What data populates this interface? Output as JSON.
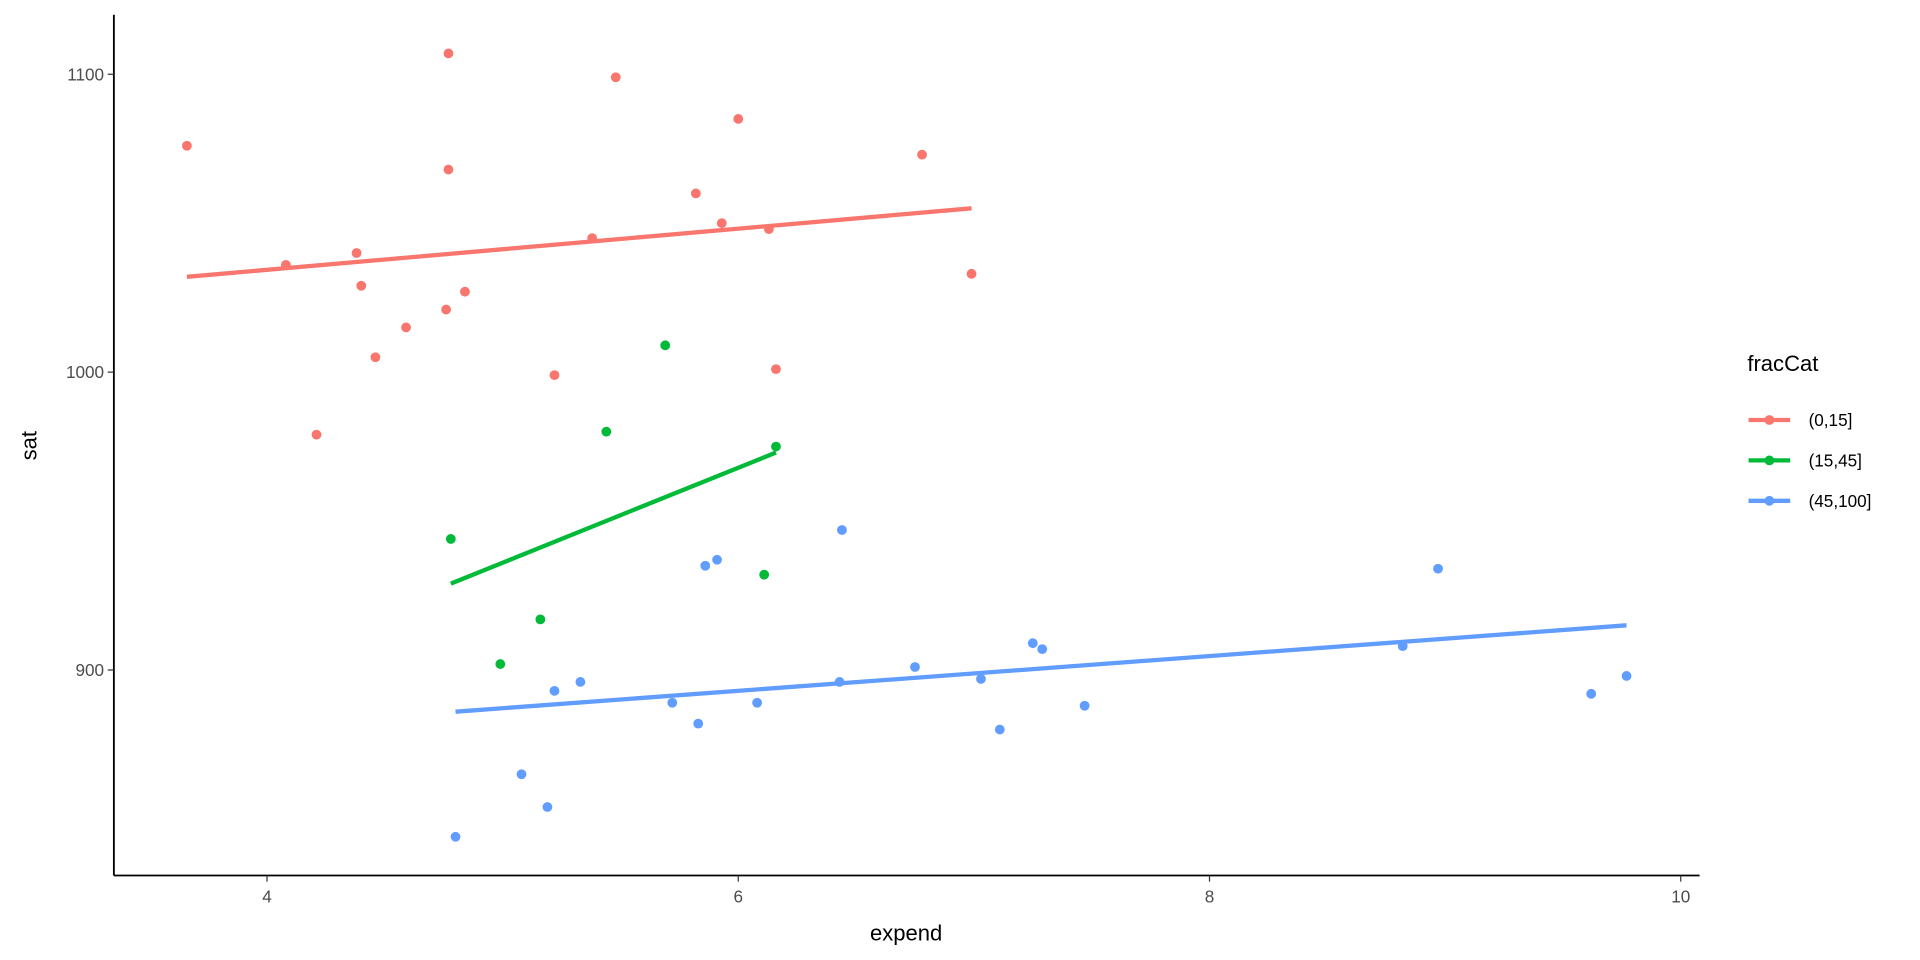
{
  "chart_data": {
    "type": "scatter",
    "xlabel": "expend",
    "ylabel": "sat",
    "xlim": [
      3.35,
      10.08
    ],
    "ylim": [
      831,
      1120
    ],
    "x_ticks": [
      4,
      6,
      8,
      10
    ],
    "y_ticks": [
      900,
      1000,
      1100
    ],
    "grid": false,
    "legend": {
      "title": "fracCat",
      "placement": "right"
    },
    "series": [
      {
        "name": "(0,15]",
        "color": "#F8766D",
        "points": [
          [
            3.66,
            1076
          ],
          [
            4.08,
            1036
          ],
          [
            4.21,
            979
          ],
          [
            4.38,
            1040
          ],
          [
            4.4,
            1029
          ],
          [
            4.46,
            1005
          ],
          [
            4.59,
            1015
          ],
          [
            4.76,
            1021
          ],
          [
            4.77,
            1107
          ],
          [
            4.77,
            1068
          ],
          [
            4.84,
            1027
          ],
          [
            5.22,
            999
          ],
          [
            5.38,
            1045
          ],
          [
            5.48,
            1099
          ],
          [
            5.82,
            1060
          ],
          [
            5.93,
            1050
          ],
          [
            6.0,
            1085
          ],
          [
            6.13,
            1048
          ],
          [
            6.16,
            1001
          ],
          [
            6.78,
            1073
          ],
          [
            6.99,
            1033
          ]
        ],
        "fit": [
          [
            3.66,
            1032
          ],
          [
            6.99,
            1055
          ]
        ]
      },
      {
        "name": "(15,45]",
        "color": "#00BA38",
        "points": [
          [
            4.78,
            944
          ],
          [
            4.99,
            902
          ],
          [
            5.16,
            917
          ],
          [
            5.44,
            980
          ],
          [
            5.69,
            1009
          ],
          [
            6.11,
            932
          ],
          [
            6.16,
            975
          ]
        ],
        "fit": [
          [
            4.78,
            929
          ],
          [
            6.16,
            973
          ]
        ]
      },
      {
        "name": "(45,100]",
        "color": "#619CFF",
        "points": [
          [
            4.8,
            844
          ],
          [
            5.08,
            865
          ],
          [
            5.19,
            854
          ],
          [
            5.22,
            893
          ],
          [
            5.33,
            896
          ],
          [
            5.72,
            889
          ],
          [
            5.83,
            882
          ],
          [
            5.86,
            935
          ],
          [
            5.91,
            937
          ],
          [
            6.08,
            889
          ],
          [
            6.43,
            896
          ],
          [
            6.44,
            947
          ],
          [
            6.75,
            901
          ],
          [
            7.03,
            897
          ],
          [
            7.11,
            880
          ],
          [
            7.25,
            909
          ],
          [
            7.29,
            907
          ],
          [
            7.47,
            888
          ],
          [
            8.82,
            908
          ],
          [
            8.97,
            934
          ],
          [
            9.62,
            892
          ],
          [
            9.77,
            898
          ]
        ],
        "fit": [
          [
            4.8,
            886
          ],
          [
            9.77,
            915
          ]
        ]
      }
    ]
  }
}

^^^^^^^^^^^^^^^^

**Required task:** Search the preceding listing for the word "color" and pull out every line that holds it.

**Output:**
        "color": "#F8766D",
        "color": "#00BA38",
        "color": "#619CFF",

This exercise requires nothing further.